Work request 1 =
From the Paterno column, copy the passage from "For decades, Paterno" up to and including "admirable human being.".
Work request 2 =
Translate this sentence from the Paterno column into Spanish: "Paterno was a winner, on the field and in almost every area that mattered."

Requiem for soul of Penn State
When time does what it does, and the full measure is taken, Joe Paterno’s legacy will be a fine and remarkable thing. It will be very close to what the great man hoped and dreamed during his decades as a college professor whose discipline happened to be football.
Paterno was a winner, on the field and in almost every area that mattered.
He was not perfect, which was true before the terrible Jerry Sandusky story broke. That dreadful scandal may have robbed Paterno of the appropriate end to his coaching career, and almost certainly sped up the end of his life, but it will not ultimately rob him of his reputation. That was built carefully, brick by brick, over decades of hard work, uncommon decency and unyielding integrity. It is a sound structure that was rocked, but not destroyed, by the hurricane that has blown through State College since November.
Death and mercy came to Joseph Vincent Paterno on Sunday. Surrounded by his beloved wife Sue and their family, the coach was carried off on the phantom shoulders of the hundreds, even thousands, of young men whose lives he enriched over six decades at Penn State.
Death comes to us all. It is mercy when it eases pain too great to bear. For Paterno, the pain of what transpired over the past few months was surely as great as the cancer that officially claimed him. He is free from that pain now.
There was pain over the loss of his job, of course, and over the inability to leave it on his own terms after such a long and stellar career.
But his deepest pain was for the university to which Paterno devoted his life. To say he was the Nittany Lions football coach would be to say Steve Jobs worked in computers, or that Walt Disney was a cartoonist. The man was larger than the university where he worked, than the sport that he coached.
That was both his greatest achievement and, in the end, part of his downfall. If you appreciated Paterno for assuming his position as a much needed conscience of college sports, and for his singular status as the most important man in Happy Valley, then you had to be disappointed by his failure to meet his own standards when confronted with Sandusky’s heinous alleged behavior.
This is not a contradiction. Indeed, you got the distinct impression that Paterno was disappointed in himself. He said in an early statement that he wished he had “done more.”
This is the third and final time Sandusky’s name will appear in this column. It is unfortunate that his name is linked with Paterno’s at all. There is no getting around the connection.
For decades, Paterno made time stand still in State College. His team dressed and (sometimes to its disadvantage) played as if the calendar still said 1965. Paterno conducted himself like a courtly gentleman of some previous era. He wore the same thick glasses, sported the same thick black hair, ran onto the field in the same high-water khakis.
Nothing ever changed. And then everything did. Suddenly, cruelly.
It is possible to believe that Paterno could not continue representing Penn State as its head coach and also believe that he’d done so with great distinction for an incredibly long time.
It is possible to believe he should have done more when confronted with real evil and also believe that he was a good and decent and admirable human being.
Joe Paterno was a force for good for most of a long and wonderful life. When the full measure is taken, that will outweigh the terrible events of these last few months.
Penn State already has hired a new football coach. It will never have another soul. That was Paterno. That is Paterno. Time will take care of the rest.

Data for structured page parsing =

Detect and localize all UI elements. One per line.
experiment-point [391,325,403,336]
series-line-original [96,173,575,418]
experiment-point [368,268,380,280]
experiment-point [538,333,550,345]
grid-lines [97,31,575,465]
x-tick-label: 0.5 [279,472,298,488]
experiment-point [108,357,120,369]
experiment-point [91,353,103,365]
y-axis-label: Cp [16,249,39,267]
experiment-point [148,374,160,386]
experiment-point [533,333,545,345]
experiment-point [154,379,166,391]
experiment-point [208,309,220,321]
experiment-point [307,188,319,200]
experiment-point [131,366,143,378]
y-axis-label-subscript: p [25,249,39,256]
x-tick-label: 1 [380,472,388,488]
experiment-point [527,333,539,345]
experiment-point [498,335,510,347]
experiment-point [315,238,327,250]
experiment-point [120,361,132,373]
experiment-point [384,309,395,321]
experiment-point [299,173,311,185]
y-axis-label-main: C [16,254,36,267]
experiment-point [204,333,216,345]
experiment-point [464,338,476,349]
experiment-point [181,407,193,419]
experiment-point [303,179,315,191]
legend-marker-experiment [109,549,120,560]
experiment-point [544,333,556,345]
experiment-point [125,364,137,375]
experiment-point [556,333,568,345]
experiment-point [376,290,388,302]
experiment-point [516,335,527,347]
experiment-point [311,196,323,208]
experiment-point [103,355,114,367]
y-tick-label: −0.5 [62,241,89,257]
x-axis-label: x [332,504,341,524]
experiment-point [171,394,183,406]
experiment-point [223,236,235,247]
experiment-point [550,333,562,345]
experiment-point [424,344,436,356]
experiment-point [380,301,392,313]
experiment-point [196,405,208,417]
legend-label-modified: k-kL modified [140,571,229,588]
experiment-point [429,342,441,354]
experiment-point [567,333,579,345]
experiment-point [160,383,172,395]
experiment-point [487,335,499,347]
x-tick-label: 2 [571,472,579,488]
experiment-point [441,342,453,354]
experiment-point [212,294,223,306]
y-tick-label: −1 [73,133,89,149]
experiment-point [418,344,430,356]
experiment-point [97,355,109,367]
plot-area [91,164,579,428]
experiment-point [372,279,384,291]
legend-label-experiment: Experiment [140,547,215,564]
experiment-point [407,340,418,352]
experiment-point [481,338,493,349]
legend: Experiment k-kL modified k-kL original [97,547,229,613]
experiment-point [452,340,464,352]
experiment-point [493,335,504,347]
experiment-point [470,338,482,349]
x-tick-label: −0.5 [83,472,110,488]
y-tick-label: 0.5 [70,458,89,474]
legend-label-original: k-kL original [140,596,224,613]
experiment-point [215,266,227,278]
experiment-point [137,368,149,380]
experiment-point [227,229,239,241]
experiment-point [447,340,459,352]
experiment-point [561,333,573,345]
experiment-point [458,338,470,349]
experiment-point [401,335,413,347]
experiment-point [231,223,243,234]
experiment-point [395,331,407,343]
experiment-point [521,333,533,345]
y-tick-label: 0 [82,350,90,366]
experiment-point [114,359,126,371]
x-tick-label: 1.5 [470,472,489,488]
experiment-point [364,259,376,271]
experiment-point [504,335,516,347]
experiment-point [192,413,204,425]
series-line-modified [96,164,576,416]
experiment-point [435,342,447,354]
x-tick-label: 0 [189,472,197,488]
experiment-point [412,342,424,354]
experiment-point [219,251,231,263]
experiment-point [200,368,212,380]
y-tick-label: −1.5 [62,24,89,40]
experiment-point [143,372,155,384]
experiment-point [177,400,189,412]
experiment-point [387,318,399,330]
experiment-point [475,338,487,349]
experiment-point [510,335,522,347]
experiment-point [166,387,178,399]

Written reply 1 =
For decades, Paterno made time stand still in State College. His team dressed and (sometimes to its disadvantage) played as if the calendar still said 1965. Paterno conducted himself like a courtly gentleman of some previous era. He wore the same thick glasses, sported the same thick black hair, ran onto the field in the same high-water khakis.
Nothing ever changed. And then everything did. Suddenly, cruelly.
It is possible to believe that Paterno could not continue representing Penn State as its head coach and also believe that he’d done so with great distinction for an incredibly long time.
It is possible to believe he should have done more when confronted with real evil and also believe that he was a good and decent and admirable human being.

Written reply 2 =
Paterno fue un ganador, en el campo y en casi todos los ámbitos que importaban.